Every line with the word "harm" in it should be extracted from the data that follows.

+ + + + +

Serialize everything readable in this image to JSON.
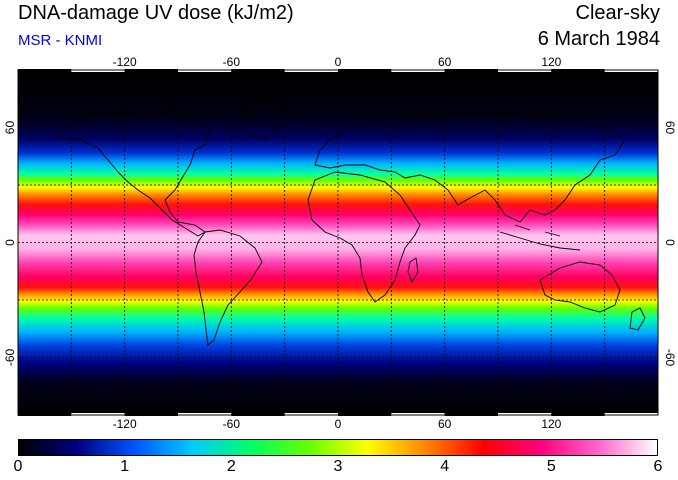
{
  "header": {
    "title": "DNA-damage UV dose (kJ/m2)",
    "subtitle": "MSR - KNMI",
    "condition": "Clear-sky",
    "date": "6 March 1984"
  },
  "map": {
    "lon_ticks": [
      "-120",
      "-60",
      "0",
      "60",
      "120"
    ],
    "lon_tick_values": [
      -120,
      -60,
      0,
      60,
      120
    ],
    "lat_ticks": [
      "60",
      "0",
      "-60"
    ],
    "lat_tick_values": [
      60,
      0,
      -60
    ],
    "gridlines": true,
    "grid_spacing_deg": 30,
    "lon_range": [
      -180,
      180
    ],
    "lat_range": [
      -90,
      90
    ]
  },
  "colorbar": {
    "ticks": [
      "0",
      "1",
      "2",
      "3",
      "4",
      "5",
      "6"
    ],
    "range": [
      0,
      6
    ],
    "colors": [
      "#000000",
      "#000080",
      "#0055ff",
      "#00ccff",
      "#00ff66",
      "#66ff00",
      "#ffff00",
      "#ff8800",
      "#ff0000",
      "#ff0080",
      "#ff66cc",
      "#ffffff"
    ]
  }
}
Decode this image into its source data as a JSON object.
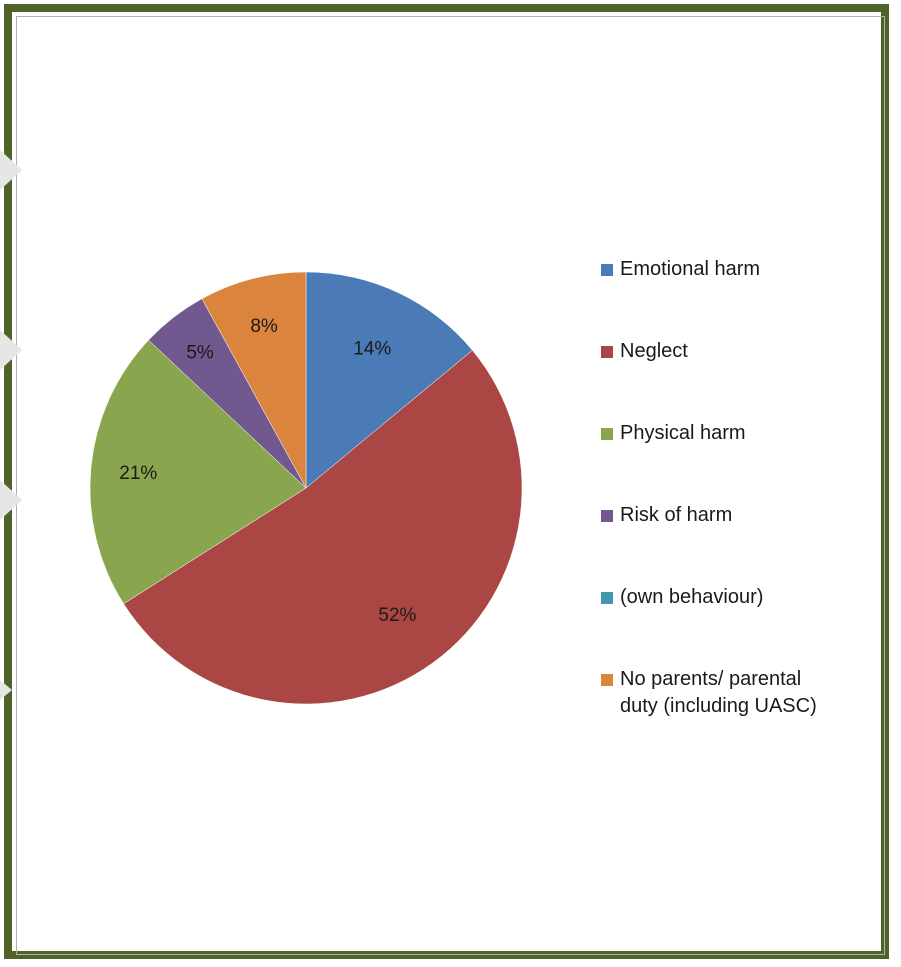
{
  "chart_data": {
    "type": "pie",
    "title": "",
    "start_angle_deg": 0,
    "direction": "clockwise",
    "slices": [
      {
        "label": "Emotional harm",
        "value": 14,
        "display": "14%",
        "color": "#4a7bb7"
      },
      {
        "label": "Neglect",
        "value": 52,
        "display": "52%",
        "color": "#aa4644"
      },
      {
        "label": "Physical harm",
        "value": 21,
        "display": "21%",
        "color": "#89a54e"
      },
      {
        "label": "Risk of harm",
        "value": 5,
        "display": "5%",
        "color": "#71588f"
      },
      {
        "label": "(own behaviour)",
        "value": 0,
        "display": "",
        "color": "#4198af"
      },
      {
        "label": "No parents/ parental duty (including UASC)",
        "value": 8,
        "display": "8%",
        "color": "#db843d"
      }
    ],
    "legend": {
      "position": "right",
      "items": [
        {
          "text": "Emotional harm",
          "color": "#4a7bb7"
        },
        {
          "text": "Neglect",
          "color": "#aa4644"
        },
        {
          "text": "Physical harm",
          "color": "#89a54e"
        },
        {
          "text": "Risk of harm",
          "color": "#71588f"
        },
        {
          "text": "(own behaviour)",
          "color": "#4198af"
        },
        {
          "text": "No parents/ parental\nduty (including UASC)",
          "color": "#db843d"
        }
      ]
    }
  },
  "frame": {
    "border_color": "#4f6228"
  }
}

+ + + + +

* OUTPUT *
        "label": "Emotional harm",
        "label": "Physical harm",
        "label": "Risk of harm",
          "text": "Emotional harm",
          "text": "Physical harm",
          "text": "Risk of harm",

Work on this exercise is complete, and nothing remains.